* **EXERCISE INPUTS**:
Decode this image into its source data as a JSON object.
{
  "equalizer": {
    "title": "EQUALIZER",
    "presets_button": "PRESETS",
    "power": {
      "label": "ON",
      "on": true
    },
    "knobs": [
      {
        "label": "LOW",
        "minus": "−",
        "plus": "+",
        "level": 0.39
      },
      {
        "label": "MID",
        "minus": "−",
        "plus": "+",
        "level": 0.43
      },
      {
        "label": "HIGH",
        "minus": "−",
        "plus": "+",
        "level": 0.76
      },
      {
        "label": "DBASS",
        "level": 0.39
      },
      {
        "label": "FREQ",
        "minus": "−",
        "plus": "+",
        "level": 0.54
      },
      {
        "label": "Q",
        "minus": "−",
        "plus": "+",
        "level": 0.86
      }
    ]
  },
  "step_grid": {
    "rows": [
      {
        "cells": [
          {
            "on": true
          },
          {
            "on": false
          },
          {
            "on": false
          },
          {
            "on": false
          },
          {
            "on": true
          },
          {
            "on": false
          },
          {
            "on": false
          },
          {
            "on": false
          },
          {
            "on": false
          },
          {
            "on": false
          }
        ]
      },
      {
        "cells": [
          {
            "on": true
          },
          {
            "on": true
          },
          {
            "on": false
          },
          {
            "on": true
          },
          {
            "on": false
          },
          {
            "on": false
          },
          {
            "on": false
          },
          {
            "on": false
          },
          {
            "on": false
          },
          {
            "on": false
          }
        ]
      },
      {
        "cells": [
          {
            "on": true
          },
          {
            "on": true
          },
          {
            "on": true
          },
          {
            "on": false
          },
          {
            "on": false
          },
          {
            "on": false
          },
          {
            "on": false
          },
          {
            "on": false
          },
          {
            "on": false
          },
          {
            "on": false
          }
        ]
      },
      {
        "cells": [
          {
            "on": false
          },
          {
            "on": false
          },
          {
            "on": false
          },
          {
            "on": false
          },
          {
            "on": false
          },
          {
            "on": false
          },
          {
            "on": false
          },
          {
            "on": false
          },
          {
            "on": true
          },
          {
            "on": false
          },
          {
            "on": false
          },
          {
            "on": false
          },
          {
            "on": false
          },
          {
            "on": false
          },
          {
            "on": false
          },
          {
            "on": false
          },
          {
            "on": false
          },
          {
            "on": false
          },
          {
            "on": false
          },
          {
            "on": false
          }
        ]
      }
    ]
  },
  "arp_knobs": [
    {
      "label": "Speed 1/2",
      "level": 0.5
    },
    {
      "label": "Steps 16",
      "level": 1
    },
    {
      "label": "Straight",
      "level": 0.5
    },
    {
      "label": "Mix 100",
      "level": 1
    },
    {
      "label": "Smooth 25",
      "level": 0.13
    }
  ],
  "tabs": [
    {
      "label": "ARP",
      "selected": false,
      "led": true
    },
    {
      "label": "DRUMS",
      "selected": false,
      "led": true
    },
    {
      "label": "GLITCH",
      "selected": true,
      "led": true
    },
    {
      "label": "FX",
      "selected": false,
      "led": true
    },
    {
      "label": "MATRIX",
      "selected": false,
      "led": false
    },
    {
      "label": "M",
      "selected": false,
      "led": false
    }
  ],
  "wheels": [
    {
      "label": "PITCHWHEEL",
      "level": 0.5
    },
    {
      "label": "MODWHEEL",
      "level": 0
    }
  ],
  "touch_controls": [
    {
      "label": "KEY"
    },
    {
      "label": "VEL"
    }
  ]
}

* **TASK BRIEF**: Extract each line from the listing above, please, and repeat it exactly.

* **ANSWER FOR THIS EXERCISE**:
Decode this image into its source data as a JSON object.
{
  "equalizer": {
    "title": "EQUALIZER",
    "presets_button": "PRESETS",
    "power": {
      "label": "ON",
      "on": true
    },
    "knobs": [
      {
        "label": "LOW",
        "minus": "−",
        "plus": "+",
        "level": 0.39
      },
      {
        "label": "MID",
        "minus": "−",
        "plus": "+",
        "level": 0.43
      },
      {
        "label": "HIGH",
        "minus": "−",
        "plus": "+",
        "level": 0.76
      },
      {
        "label": "DBASS",
        "level": 0.39
      },
      {
        "label": "FREQ",
        "minus": "−",
        "plus": "+",
        "level": 0.54
      },
      {
        "label": "Q",
        "minus": "−",
        "plus": "+",
        "level": 0.86
      }
    ]
  },
  "step_grid": {
    "rows": [
      {
        "cells": [
          {
            "on": true
          },
          {
            "on": false
          },
          {
            "on": false
          },
          {
            "on": false
          },
          {
            "on": true
          },
          {
            "on": false
          },
          {
            "on": false
          },
          {
            "on": false
          },
          {
            "on": false
          },
          {
            "on": false
          }
        ]
      },
      {
        "cells": [
          {
            "on": true
          },
          {
            "on": true
          },
          {
            "on": false
          },
          {
            "on": true
          },
          {
            "on": false
          },
          {
            "on": false
          },
          {
            "on": false
          },
          {
            "on": false
          },
          {
            "on": false
          },
          {
            "on": false
          }
        ]
      },
      {
        "cells": [
          {
            "on": true
          },
          {
            "on": true
          },
          {
            "on": true
          },
          {
            "on": false
          },
          {
            "on": false
          },
          {
            "on": false
          },
          {
            "on": false
          },
          {
            "on": false
          },
          {
            "on": false
          },
          {
            "on": false
          }
        ]
      },
      {
        "cells": [
          {
            "on": false
          },
          {
            "on": false
          },
          {
            "on": false
          },
          {
            "on": false
          },
          {
            "on": false
          },
          {
            "on": false
          },
          {
            "on": false
          },
          {
            "on": false
          },
          {
            "on": true
          },
          {
            "on": false
          },
          {
            "on": false
          },
          {
            "on": false
          },
          {
            "on": false
          },
          {
            "on": false
          },
          {
            "on": false
          },
          {
            "on": false
          },
          {
            "on": false
          },
          {
            "on": false
          },
          {
            "on": false
          },
          {
            "on": false
          }
        ]
      }
    ]
  },
  "arp_knobs": [
    {
      "label": "Speed 1/2",
      "level": 0.5
    },
    {
      "label": "Steps 16",
      "level": 1
    },
    {
      "label": "Straight",
      "level": 0.5
    },
    {
      "label": "Mix 100",
      "level": 1
    },
    {
      "label": "Smooth 25",
      "level": 0.13
    }
  ],
  "tabs": [
    {
      "label": "ARP",
      "selected": false,
      "led": true
    },
    {
      "label": "DRUMS",
      "selected": false,
      "led": true
    },
    {
      "label": "GLITCH",
      "selected": true,
      "led": true
    },
    {
      "label": "FX",
      "selected": false,
      "led": true
    },
    {
      "label": "MATRIX",
      "selected": false,
      "led": false
    },
    {
      "label": "M",
      "selected": false,
      "led": false
    }
  ],
  "wheels": [
    {
      "label": "PITCHWHEEL",
      "level": 0.5
    },
    {
      "label": "MODWHEEL",
      "level": 0
    }
  ],
  "touch_controls": [
    {
      "label": "KEY"
    },
    {
      "label": "VEL"
    }
  ]
}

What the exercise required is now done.